Please give the count of lines holding the string "pubblico" and nothing besides.

━━━━━━━━━━

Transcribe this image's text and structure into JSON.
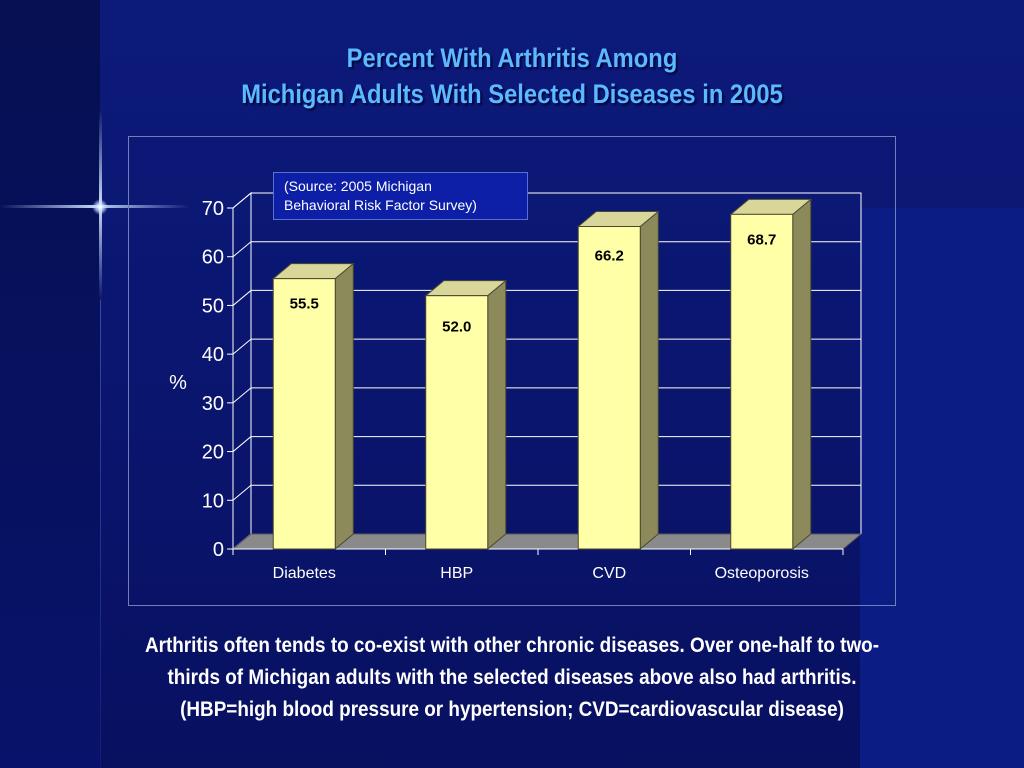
{
  "slide": {
    "title_line1": "Percent With Arthritis Among",
    "title_line2": "Michigan Adults With Selected Diseases in 2005",
    "source_line1": "(Source: 2005 Michigan",
    "source_line2": "Behavioral Risk Factor Survey)",
    "caption_line1": "Arthritis often tends to co-exist with other chronic diseases.  Over one-half to two-",
    "caption_line2": "thirds of Michigan adults with the selected diseases above also had arthritis.",
    "caption_line3": "(HBP=high blood pressure or hypertension; CVD=cardiovascular disease)"
  },
  "colors": {
    "bar_front": "#ffffa8",
    "bar_side": "#8c8a5a",
    "bar_top": "#d8d698",
    "floor": "#8a8a8a",
    "grid": "#ffffff",
    "text": "#ffffff",
    "title": "#5cb8ff"
  },
  "chart_data": {
    "type": "bar",
    "title": "Percent With Arthritis Among Michigan Adults With Selected Diseases in 2005",
    "categories": [
      "Diabetes",
      "HBP",
      "CVD",
      "Osteoporosis"
    ],
    "values": [
      55.5,
      52.0,
      66.2,
      68.7
    ],
    "value_labels": [
      "55.5",
      "52.0",
      "66.2",
      "68.7"
    ],
    "xlabel": "",
    "ylabel": "%",
    "ylim": [
      0,
      70
    ],
    "yticks": [
      0,
      10,
      20,
      30,
      40,
      50,
      60,
      70
    ],
    "grid": true,
    "style": "3d"
  }
}
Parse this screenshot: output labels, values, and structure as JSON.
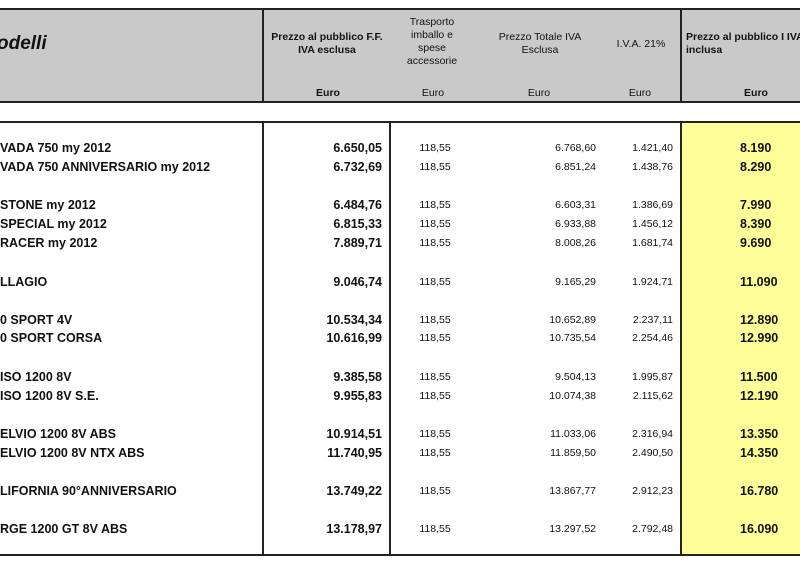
{
  "header": {
    "title": "odelli",
    "col_prezzo_ff": "Prezzo al pubblico F.F. IVA esclusa",
    "col_trasporto": "Trasporto imballo e spese accessorie",
    "col_totale": "Prezzo Totale  IVA Esclusa",
    "col_iva": "I.V.A. 21%",
    "col_finale": "Prezzo al pubblico I IVA inclusa",
    "unit": "Euro"
  },
  "colors": {
    "header_bg": "#c9c9c9",
    "highlight": "#ffff99"
  },
  "rows": [
    {
      "model": "VADA 750 my 2012",
      "prezzo_ff": "6.650,05",
      "trasporto": "118,55",
      "totale": "6.768,60",
      "iva": "1.421,40",
      "finale": "8.190"
    },
    {
      "model": "VADA 750 ANNIVERSARIO my 2012",
      "prezzo_ff": "6.732,69",
      "trasporto": "118,55",
      "totale": "6.851,24",
      "iva": "1.438,76",
      "finale": "8.290"
    },
    {
      "model": "STONE my 2012",
      "prezzo_ff": "6.484,76",
      "trasporto": "118,55",
      "totale": "6.603,31",
      "iva": "1.386,69",
      "finale": "7.990"
    },
    {
      "model": "SPECIAL my 2012",
      "prezzo_ff": "6.815,33",
      "trasporto": "118,55",
      "totale": "6.933,88",
      "iva": "1.456,12",
      "finale": "8.390"
    },
    {
      "model": "RACER my 2012",
      "prezzo_ff": "7.889,71",
      "trasporto": "118,55",
      "totale": "8.008,26",
      "iva": "1.681,74",
      "finale": "9.690"
    },
    {
      "model": "LLAGIO",
      "prezzo_ff": "9.046,74",
      "trasporto": "118,55",
      "totale": "9.165,29",
      "iva": "1.924,71",
      "finale": "11.090"
    },
    {
      "model": "0 SPORT 4V",
      "prezzo_ff": "10.534,34",
      "trasporto": "118,55",
      "totale": "10.652,89",
      "iva": "2.237,11",
      "finale": "12.890"
    },
    {
      "model": "0 SPORT CORSA",
      "prezzo_ff": "10.616,99",
      "trasporto": "118,55",
      "totale": "10.735,54",
      "iva": "2.254,46",
      "finale": "12.990"
    },
    {
      "model": "ISO 1200 8V",
      "prezzo_ff": "9.385,58",
      "trasporto": "118,55",
      "totale": "9.504,13",
      "iva": "1.995,87",
      "finale": "11.500"
    },
    {
      "model": "ISO 1200 8V S.E.",
      "prezzo_ff": "9.955,83",
      "trasporto": "118,55",
      "totale": "10.074,38",
      "iva": "2.115,62",
      "finale": "12.190"
    },
    {
      "model": "ELVIO 1200 8V ABS",
      "prezzo_ff": "10.914,51",
      "trasporto": "118,55",
      "totale": "11.033,06",
      "iva": "2.316,94",
      "finale": "13.350"
    },
    {
      "model": "ELVIO 1200 8V NTX ABS",
      "prezzo_ff": "11.740,95",
      "trasporto": "118,55",
      "totale": "11.859,50",
      "iva": "2.490,50",
      "finale": "14.350"
    },
    {
      "model": "LIFORNIA 90°ANNIVERSARIO",
      "prezzo_ff": "13.749,22",
      "trasporto": "118,55",
      "totale": "13.867,77",
      "iva": "2.912,23",
      "finale": "16.780"
    },
    {
      "model": "RGE 1200 GT 8V ABS",
      "prezzo_ff": "13.178,97",
      "trasporto": "118,55",
      "totale": "13.297,52",
      "iva": "2.792,48",
      "finale": "16.090"
    }
  ]
}
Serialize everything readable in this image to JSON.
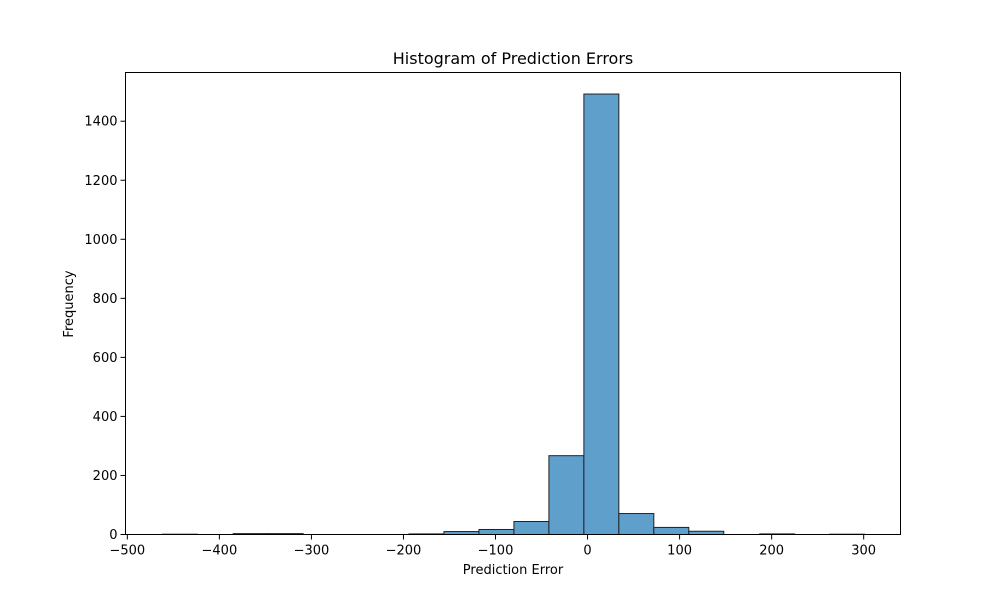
{
  "chart_data": {
    "type": "bar",
    "title": "Histogram of Prediction Errors",
    "xlabel": "Prediction Error",
    "ylabel": "Frequency",
    "xlim": [
      -502,
      340
    ],
    "ylim": [
      0,
      1565
    ],
    "grid": false,
    "bar_color": "#5f9fcc",
    "edge_color": "#222222",
    "bins": [
      {
        "x0": -462,
        "x1": -424,
        "count": 1
      },
      {
        "x0": -385,
        "x1": -347,
        "count": 3
      },
      {
        "x0": -347,
        "x1": -309,
        "count": 3
      },
      {
        "x0": -194,
        "x1": -156,
        "count": 2
      },
      {
        "x0": -156,
        "x1": -118,
        "count": 10
      },
      {
        "x0": -118,
        "x1": -80,
        "count": 17
      },
      {
        "x0": -80,
        "x1": -42,
        "count": 44
      },
      {
        "x0": -42,
        "x1": -4,
        "count": 267
      },
      {
        "x0": -4,
        "x1": 34,
        "count": 1492
      },
      {
        "x0": 34,
        "x1": 72,
        "count": 71
      },
      {
        "x0": 72,
        "x1": 110,
        "count": 24
      },
      {
        "x0": 110,
        "x1": 148,
        "count": 11
      },
      {
        "x0": 187,
        "x1": 225,
        "count": 2
      },
      {
        "x0": 263,
        "x1": 301,
        "count": 1
      }
    ],
    "x_ticks": [
      {
        "value": -500,
        "label": "−500"
      },
      {
        "value": -400,
        "label": "−400"
      },
      {
        "value": -300,
        "label": "−300"
      },
      {
        "value": -200,
        "label": "−200"
      },
      {
        "value": -100,
        "label": "−100"
      },
      {
        "value": 0,
        "label": "0"
      },
      {
        "value": 100,
        "label": "100"
      },
      {
        "value": 200,
        "label": "200"
      },
      {
        "value": 300,
        "label": "300"
      }
    ],
    "y_ticks": [
      {
        "value": 0,
        "label": "0"
      },
      {
        "value": 200,
        "label": "200"
      },
      {
        "value": 400,
        "label": "400"
      },
      {
        "value": 600,
        "label": "600"
      },
      {
        "value": 800,
        "label": "800"
      },
      {
        "value": 1000,
        "label": "1000"
      },
      {
        "value": 1200,
        "label": "1200"
      },
      {
        "value": 1400,
        "label": "1400"
      }
    ]
  }
}
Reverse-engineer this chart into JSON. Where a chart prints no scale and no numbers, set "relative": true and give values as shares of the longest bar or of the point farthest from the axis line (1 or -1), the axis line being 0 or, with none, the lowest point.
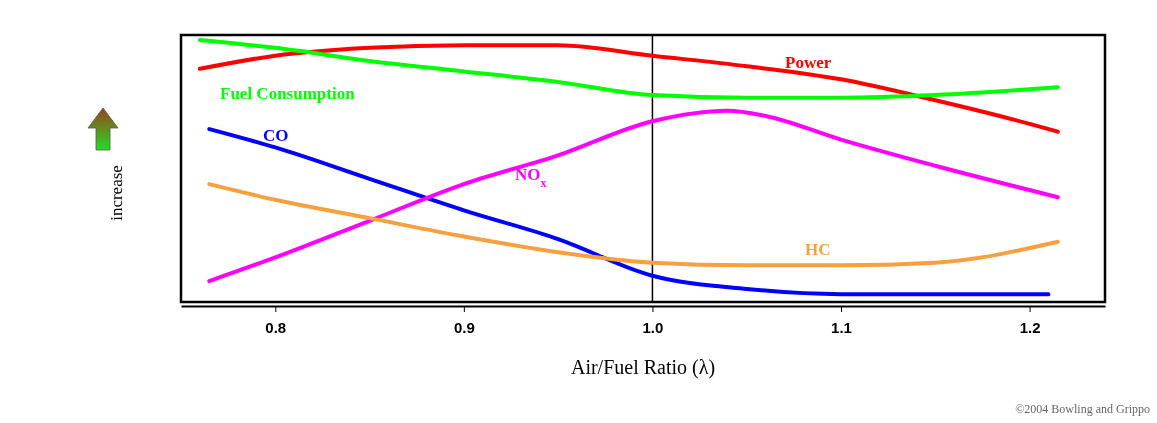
{
  "chart_data": {
    "type": "line",
    "relative": true,
    "xlabel": "Air/Fuel Ratio (λ)",
    "ylabel": "increase",
    "xlim": [
      0.75,
      1.24
    ],
    "xticks": [
      0.8,
      0.9,
      {
        "value": 1,
        "label": "1.0"
      },
      1.1,
      1.2
    ],
    "grid": false,
    "legend": false,
    "marker": "none",
    "line_style": "solid",
    "ref_lines": [
      {
        "axis": "x",
        "value": 1,
        "color": "#000000"
      }
    ],
    "series": [
      {
        "name": "Power",
        "color": "#ff0000",
        "x": [
          0.76,
          0.8,
          0.85,
          0.9,
          0.95,
          1.0,
          1.05,
          1.1,
          1.15,
          1.2,
          1.215
        ],
        "values": [
          0.89,
          0.94,
          0.97,
          0.98,
          0.98,
          0.94,
          0.9,
          0.85,
          0.77,
          0.68,
          0.65
        ]
      },
      {
        "name": "Fuel Consumption",
        "color": "#00ff00",
        "x": [
          0.76,
          0.8,
          0.85,
          0.9,
          0.95,
          1.0,
          1.05,
          1.1,
          1.15,
          1.215
        ],
        "values": [
          1.0,
          0.97,
          0.92,
          0.88,
          0.84,
          0.79,
          0.78,
          0.78,
          0.79,
          0.82
        ]
      },
      {
        "name": "CO",
        "color": "#0000ff",
        "x": [
          0.765,
          0.8,
          0.85,
          0.9,
          0.95,
          1.0,
          1.05,
          1.1,
          1.21
        ],
        "values": [
          0.66,
          0.59,
          0.47,
          0.35,
          0.24,
          0.1,
          0.05,
          0.03,
          0.03
        ]
      },
      {
        "name": "NO$_{x}$",
        "color": "#ff00ff",
        "x": [
          0.765,
          0.8,
          0.85,
          0.9,
          0.95,
          1.0,
          1.04,
          1.06,
          1.1,
          1.15,
          1.215
        ],
        "values": [
          0.08,
          0.17,
          0.31,
          0.45,
          0.56,
          0.69,
          0.73,
          0.71,
          0.62,
          0.52,
          0.4
        ]
      },
      {
        "name": "HC",
        "color": "#f7a040",
        "x": [
          0.765,
          0.8,
          0.85,
          0.9,
          0.95,
          1.0,
          1.05,
          1.1,
          1.15,
          1.215
        ],
        "values": [
          0.45,
          0.39,
          0.32,
          0.25,
          0.19,
          0.15,
          0.14,
          0.14,
          0.15,
          0.23
        ]
      }
    ],
    "annotations": [
      "©2004 Bowling and Grippo"
    ]
  }
}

━━━━━━━━━━

Exercise answer:
2